What you should do »
Reproduce the lines of the records that begin with the line containing "display-chart-fieldset: Display chart" and end with the line containing "category-label: AFFAIR PREJUDICE: [29, 456, 142, 468]", including both of those lines.

Data provided »

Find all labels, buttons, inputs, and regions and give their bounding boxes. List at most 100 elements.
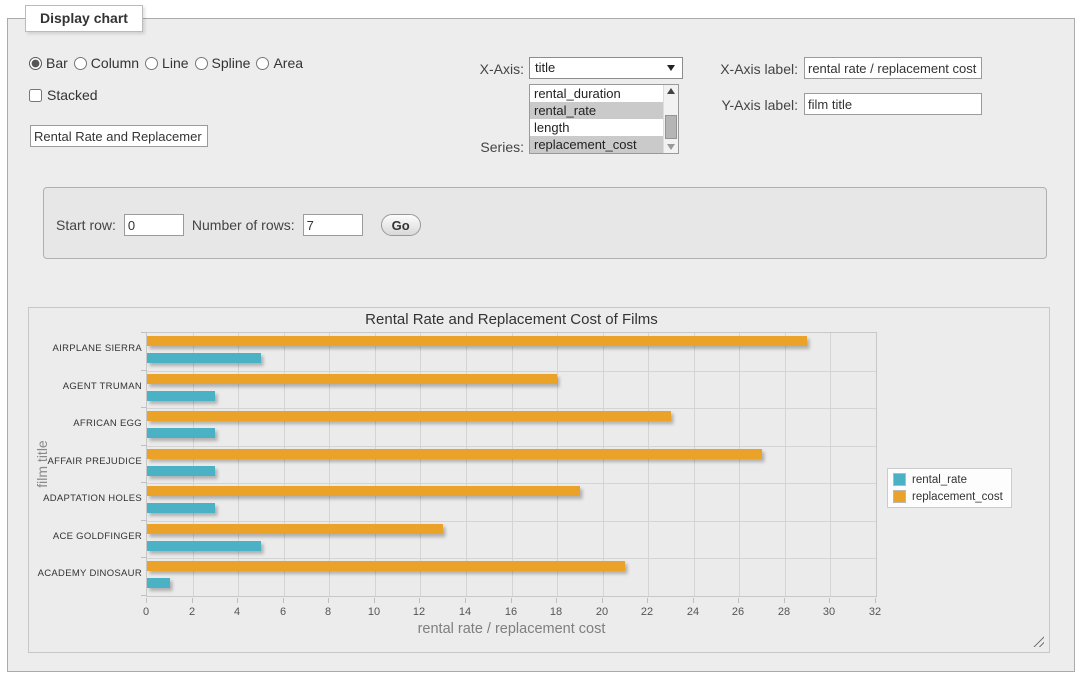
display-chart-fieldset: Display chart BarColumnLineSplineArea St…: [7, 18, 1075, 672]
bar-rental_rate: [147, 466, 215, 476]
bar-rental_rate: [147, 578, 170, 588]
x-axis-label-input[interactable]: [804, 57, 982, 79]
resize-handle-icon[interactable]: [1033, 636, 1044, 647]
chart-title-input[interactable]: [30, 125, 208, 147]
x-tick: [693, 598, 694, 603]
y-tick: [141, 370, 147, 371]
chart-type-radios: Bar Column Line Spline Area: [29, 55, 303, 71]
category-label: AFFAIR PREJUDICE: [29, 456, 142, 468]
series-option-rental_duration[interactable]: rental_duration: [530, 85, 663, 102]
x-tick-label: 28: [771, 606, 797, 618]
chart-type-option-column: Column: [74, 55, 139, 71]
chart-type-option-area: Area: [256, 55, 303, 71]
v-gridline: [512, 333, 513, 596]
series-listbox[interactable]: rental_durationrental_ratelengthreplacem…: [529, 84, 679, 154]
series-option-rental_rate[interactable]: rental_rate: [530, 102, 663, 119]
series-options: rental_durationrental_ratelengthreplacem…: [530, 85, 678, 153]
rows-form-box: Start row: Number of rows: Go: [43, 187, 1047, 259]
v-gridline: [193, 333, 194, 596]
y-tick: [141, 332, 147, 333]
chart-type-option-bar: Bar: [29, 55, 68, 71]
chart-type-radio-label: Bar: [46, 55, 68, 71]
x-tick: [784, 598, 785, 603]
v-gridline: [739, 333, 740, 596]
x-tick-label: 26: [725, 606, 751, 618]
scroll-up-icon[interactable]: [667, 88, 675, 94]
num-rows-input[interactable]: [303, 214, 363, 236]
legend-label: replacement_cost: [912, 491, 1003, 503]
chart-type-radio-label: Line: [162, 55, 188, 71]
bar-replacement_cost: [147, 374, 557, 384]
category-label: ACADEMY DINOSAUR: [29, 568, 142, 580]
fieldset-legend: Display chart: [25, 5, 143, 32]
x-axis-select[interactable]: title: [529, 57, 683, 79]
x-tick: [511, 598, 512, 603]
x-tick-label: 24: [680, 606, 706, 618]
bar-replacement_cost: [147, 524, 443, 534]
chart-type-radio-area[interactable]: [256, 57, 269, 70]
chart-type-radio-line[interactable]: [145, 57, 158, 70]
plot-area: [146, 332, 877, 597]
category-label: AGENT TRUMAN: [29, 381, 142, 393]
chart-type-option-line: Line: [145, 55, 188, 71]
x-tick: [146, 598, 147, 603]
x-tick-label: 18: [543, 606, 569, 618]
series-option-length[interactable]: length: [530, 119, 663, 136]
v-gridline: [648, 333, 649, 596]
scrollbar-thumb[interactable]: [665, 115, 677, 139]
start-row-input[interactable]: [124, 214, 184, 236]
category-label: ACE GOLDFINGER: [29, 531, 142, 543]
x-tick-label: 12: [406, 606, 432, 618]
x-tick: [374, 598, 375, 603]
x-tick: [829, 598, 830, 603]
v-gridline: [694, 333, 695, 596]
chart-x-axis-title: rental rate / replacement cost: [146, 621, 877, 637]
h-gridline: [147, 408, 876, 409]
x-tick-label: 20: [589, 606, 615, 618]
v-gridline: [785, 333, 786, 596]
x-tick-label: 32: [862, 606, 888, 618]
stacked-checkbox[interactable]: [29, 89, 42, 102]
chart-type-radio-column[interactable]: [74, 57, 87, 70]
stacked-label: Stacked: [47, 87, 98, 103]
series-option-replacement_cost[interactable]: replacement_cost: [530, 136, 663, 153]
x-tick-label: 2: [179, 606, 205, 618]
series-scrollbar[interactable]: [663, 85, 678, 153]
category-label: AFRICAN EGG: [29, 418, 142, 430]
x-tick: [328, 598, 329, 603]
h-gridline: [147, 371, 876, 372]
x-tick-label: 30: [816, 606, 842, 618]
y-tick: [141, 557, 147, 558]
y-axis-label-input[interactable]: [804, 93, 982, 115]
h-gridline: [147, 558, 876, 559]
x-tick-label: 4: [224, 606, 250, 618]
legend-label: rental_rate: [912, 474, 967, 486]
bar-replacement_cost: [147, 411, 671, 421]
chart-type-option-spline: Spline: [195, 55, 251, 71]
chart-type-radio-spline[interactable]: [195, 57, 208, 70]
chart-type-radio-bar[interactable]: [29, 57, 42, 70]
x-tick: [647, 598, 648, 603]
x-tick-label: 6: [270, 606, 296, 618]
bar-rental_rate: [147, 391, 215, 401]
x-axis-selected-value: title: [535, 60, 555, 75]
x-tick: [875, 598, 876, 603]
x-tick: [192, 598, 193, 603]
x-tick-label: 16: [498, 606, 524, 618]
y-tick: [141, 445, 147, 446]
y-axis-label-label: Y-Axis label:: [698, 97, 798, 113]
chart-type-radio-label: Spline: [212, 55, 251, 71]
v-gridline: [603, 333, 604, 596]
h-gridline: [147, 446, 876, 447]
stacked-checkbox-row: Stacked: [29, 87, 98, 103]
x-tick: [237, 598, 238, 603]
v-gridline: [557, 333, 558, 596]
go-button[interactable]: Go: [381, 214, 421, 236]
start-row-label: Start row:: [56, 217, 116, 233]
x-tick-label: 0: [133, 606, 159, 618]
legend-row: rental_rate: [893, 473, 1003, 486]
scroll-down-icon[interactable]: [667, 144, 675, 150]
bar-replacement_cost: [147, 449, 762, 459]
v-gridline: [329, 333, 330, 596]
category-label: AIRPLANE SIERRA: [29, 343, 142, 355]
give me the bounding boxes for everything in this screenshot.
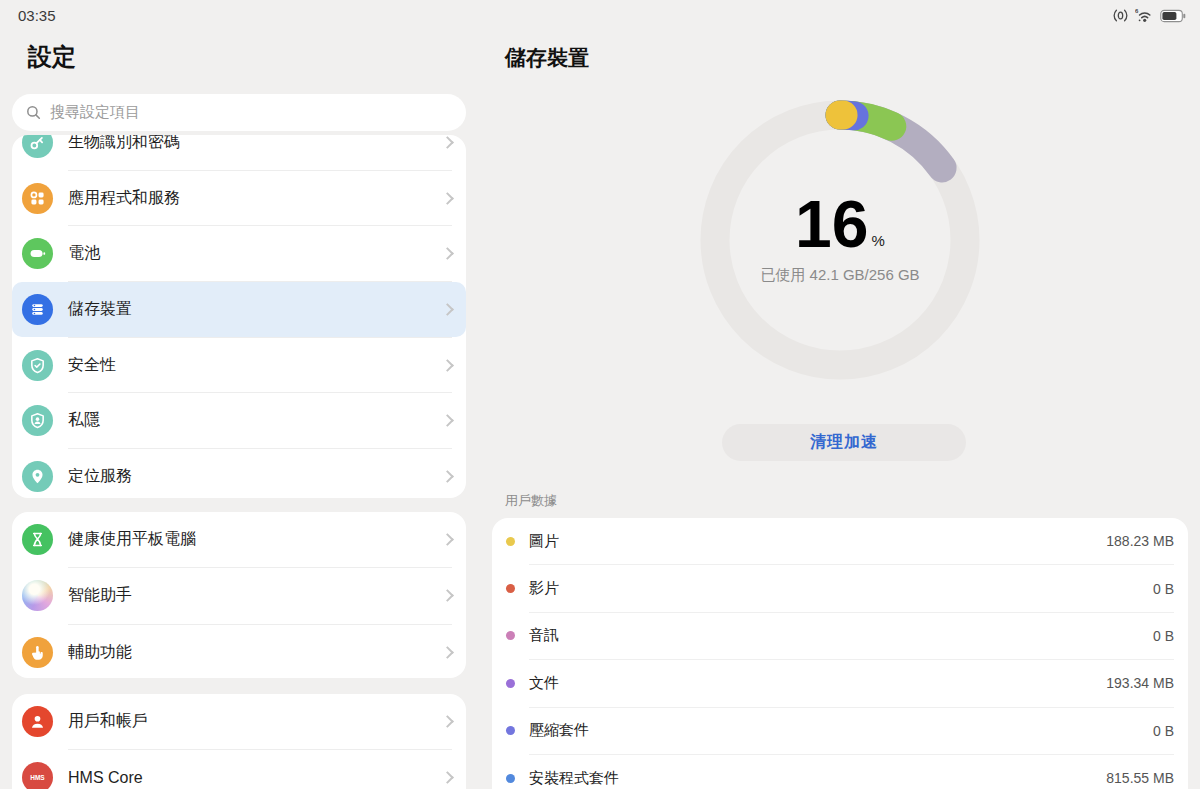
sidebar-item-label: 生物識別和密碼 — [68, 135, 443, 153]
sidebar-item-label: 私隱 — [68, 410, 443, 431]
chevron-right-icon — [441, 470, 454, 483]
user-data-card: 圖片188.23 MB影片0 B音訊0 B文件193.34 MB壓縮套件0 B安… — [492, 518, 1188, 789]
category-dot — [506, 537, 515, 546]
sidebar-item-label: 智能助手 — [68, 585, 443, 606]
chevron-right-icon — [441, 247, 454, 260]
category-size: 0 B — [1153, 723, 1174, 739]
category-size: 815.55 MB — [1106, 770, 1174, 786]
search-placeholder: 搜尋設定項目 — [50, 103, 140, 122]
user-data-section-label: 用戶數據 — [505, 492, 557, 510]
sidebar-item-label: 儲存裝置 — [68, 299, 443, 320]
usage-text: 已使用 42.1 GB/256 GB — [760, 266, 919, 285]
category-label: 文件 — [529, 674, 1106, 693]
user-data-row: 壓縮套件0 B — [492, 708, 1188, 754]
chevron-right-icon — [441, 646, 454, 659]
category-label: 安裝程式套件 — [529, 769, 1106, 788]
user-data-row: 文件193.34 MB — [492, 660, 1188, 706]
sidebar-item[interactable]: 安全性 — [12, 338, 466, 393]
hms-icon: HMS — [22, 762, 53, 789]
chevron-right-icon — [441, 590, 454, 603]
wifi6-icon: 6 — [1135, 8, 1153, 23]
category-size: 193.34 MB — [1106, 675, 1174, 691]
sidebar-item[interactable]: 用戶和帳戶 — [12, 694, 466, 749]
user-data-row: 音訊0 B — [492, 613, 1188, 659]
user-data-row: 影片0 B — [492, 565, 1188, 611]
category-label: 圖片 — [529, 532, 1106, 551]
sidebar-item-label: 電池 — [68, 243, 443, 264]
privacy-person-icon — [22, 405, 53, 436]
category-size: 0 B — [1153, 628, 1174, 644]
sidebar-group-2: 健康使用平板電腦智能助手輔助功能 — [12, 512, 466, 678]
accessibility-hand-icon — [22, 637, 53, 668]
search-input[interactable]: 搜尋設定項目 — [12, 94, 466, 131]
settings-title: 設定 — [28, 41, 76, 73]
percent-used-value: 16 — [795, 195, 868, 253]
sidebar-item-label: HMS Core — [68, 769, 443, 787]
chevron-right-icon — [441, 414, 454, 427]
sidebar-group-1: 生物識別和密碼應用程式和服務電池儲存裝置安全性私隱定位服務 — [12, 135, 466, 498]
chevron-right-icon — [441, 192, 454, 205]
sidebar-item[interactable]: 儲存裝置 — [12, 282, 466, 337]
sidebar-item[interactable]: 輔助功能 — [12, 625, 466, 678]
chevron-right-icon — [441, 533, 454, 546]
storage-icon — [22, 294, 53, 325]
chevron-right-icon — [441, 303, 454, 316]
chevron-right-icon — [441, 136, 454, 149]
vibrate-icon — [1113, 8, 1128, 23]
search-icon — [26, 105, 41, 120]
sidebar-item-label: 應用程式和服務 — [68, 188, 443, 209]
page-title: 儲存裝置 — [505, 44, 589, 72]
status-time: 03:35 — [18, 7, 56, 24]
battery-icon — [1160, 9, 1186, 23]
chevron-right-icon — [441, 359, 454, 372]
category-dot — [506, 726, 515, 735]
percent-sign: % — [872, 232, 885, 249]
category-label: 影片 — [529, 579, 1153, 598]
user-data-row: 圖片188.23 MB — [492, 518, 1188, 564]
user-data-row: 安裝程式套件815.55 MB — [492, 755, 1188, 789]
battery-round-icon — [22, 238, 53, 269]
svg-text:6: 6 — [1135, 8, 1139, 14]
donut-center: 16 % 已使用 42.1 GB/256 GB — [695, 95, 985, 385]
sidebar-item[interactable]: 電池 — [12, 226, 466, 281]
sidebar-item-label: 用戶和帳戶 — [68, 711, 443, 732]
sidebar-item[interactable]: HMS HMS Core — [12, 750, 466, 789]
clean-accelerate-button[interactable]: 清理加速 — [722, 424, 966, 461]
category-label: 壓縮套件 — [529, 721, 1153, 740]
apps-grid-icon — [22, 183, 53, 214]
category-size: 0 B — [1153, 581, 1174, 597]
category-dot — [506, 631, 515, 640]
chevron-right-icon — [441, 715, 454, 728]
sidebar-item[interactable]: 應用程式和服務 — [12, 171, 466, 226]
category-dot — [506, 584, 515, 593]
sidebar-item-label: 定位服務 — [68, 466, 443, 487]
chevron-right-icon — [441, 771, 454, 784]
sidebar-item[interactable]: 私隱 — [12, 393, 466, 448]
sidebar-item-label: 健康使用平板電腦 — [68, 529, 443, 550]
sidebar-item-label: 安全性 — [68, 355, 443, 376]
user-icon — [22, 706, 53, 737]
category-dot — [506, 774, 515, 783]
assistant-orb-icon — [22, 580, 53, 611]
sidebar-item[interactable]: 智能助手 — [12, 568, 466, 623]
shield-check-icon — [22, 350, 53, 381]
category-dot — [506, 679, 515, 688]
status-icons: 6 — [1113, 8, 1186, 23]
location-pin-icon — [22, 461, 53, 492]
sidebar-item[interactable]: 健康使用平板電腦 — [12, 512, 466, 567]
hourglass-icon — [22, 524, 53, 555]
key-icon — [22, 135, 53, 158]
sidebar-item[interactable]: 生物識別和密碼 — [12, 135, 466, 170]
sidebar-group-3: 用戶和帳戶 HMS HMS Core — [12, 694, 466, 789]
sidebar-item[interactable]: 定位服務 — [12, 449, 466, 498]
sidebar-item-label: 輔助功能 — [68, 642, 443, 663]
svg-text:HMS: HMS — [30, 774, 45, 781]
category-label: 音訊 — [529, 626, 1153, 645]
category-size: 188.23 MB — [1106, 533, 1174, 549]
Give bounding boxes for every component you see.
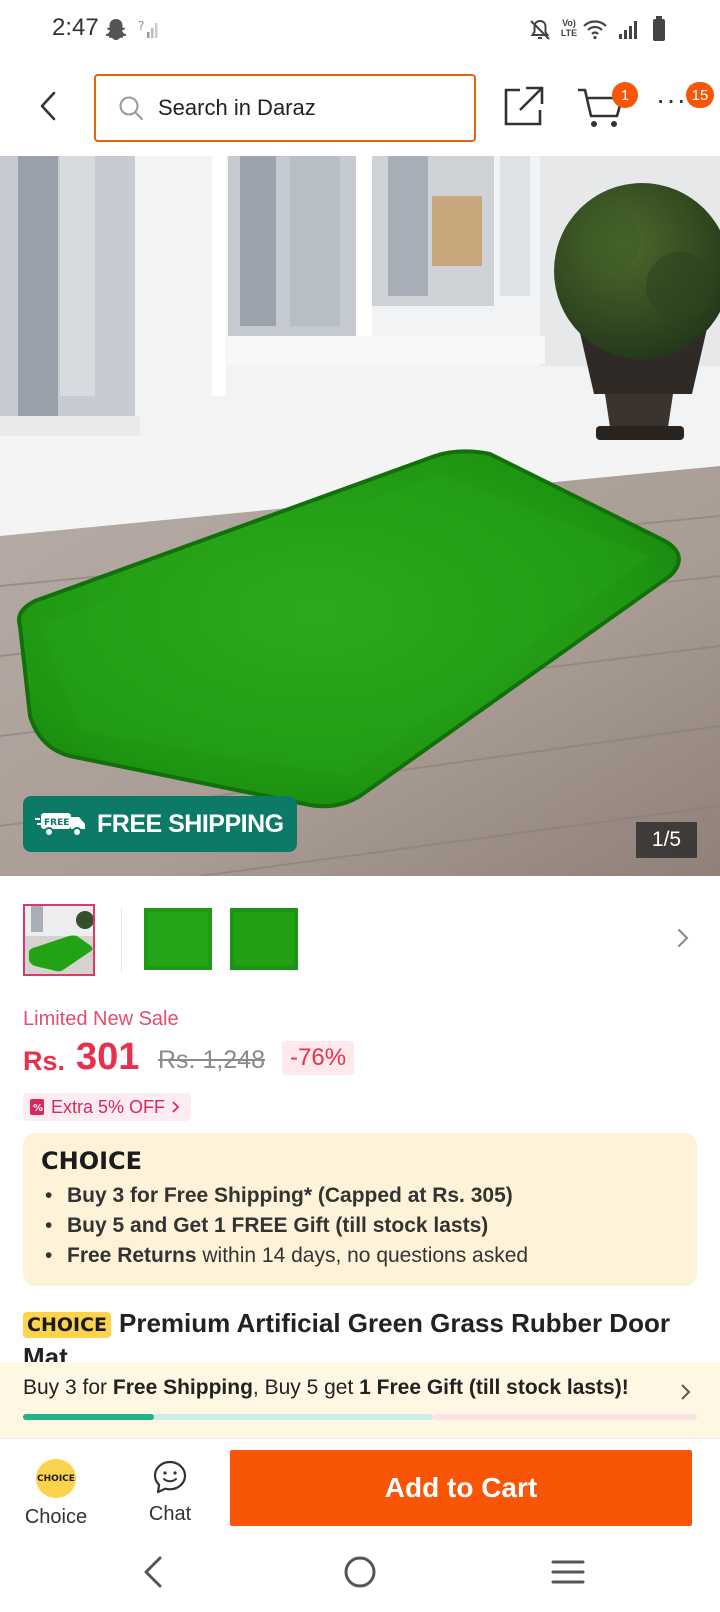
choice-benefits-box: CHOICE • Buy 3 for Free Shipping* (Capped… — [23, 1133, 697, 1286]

The reply »
display-chart-fieldset: Display chart BarColumnLineSplineArea St…: [7, 18, 1075, 672]
bar-rental_rate: [147, 466, 215, 476]
bar-rental_rate: [147, 578, 170, 588]
x-axis-label-input[interactable]: [804, 57, 982, 79]
resize-handle-icon[interactable]: [1033, 636, 1044, 647]
chart-title-input[interactable]: [30, 125, 208, 147]
x-tick: [693, 598, 694, 603]
y-tick: [141, 370, 147, 371]
chart-type-radios: Bar Column Line Spline Area: [29, 55, 303, 71]
category-label: AFFAIR PREJUDICE: [29, 456, 142, 468]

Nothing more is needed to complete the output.